* _EXERCISE_:
Go through the listing and pick out each line with the word "cuenta" in it.

* _SUPPLIED ENTRIES_:
————

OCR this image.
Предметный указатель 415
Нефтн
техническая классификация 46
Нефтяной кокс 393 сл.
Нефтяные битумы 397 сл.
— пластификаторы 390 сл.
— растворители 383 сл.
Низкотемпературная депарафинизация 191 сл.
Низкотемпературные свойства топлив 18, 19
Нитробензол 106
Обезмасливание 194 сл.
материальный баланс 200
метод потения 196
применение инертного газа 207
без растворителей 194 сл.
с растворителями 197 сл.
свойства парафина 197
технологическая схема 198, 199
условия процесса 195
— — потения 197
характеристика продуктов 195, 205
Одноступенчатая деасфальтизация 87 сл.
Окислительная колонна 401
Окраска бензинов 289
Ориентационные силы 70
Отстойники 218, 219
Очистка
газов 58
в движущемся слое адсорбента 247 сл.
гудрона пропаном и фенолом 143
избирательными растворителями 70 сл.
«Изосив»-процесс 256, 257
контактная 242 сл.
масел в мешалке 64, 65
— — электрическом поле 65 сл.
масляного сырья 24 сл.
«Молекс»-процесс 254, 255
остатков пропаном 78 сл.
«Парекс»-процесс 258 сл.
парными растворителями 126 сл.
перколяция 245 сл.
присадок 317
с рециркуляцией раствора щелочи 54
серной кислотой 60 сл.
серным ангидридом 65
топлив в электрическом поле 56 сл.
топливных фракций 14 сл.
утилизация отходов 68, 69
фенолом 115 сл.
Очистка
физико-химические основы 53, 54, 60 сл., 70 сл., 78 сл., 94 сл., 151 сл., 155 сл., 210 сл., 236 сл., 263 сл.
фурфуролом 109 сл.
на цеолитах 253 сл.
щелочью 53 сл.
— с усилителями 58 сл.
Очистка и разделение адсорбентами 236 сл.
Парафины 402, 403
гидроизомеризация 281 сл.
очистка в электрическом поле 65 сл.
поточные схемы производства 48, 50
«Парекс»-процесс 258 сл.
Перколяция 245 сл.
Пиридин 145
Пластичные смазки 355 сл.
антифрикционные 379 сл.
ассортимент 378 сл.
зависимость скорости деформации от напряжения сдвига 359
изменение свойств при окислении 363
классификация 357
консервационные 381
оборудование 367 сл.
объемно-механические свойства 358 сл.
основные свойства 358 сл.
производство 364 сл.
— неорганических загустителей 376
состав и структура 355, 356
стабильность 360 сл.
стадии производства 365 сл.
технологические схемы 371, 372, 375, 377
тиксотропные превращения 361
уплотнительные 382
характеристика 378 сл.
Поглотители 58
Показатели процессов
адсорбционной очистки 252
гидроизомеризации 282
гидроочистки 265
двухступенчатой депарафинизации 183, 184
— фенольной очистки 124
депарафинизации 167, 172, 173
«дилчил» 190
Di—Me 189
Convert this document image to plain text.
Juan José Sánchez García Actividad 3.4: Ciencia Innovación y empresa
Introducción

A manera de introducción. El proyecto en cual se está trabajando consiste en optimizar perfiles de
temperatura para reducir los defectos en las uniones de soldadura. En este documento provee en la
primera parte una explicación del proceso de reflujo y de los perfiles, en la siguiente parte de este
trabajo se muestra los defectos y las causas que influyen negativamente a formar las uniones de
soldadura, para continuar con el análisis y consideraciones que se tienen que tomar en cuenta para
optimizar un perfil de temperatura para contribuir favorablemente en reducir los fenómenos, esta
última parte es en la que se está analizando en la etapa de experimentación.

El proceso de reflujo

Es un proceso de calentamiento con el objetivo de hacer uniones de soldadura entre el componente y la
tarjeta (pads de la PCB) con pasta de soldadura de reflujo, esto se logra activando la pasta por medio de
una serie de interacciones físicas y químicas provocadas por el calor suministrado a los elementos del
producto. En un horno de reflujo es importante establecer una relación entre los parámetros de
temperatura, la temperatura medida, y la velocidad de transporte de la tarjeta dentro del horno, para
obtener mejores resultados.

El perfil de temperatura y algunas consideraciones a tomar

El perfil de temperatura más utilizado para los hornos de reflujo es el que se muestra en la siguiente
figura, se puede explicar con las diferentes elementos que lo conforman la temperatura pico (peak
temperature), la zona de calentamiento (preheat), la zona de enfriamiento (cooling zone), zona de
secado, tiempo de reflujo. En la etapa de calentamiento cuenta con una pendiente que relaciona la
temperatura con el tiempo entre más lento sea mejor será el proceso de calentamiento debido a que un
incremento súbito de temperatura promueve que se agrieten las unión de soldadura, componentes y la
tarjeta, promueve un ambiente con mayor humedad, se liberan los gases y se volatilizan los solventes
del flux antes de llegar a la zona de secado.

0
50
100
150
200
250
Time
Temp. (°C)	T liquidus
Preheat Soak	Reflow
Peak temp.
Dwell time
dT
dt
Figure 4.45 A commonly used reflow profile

————

* _FINISHED TASK_:
soldadura, para continuar con el análisis y consideraciones que se tienen que tomar en cuenta para
secado, tiempo de reflujo. En la etapa de calentamiento cuenta con una pendiente que relaciona la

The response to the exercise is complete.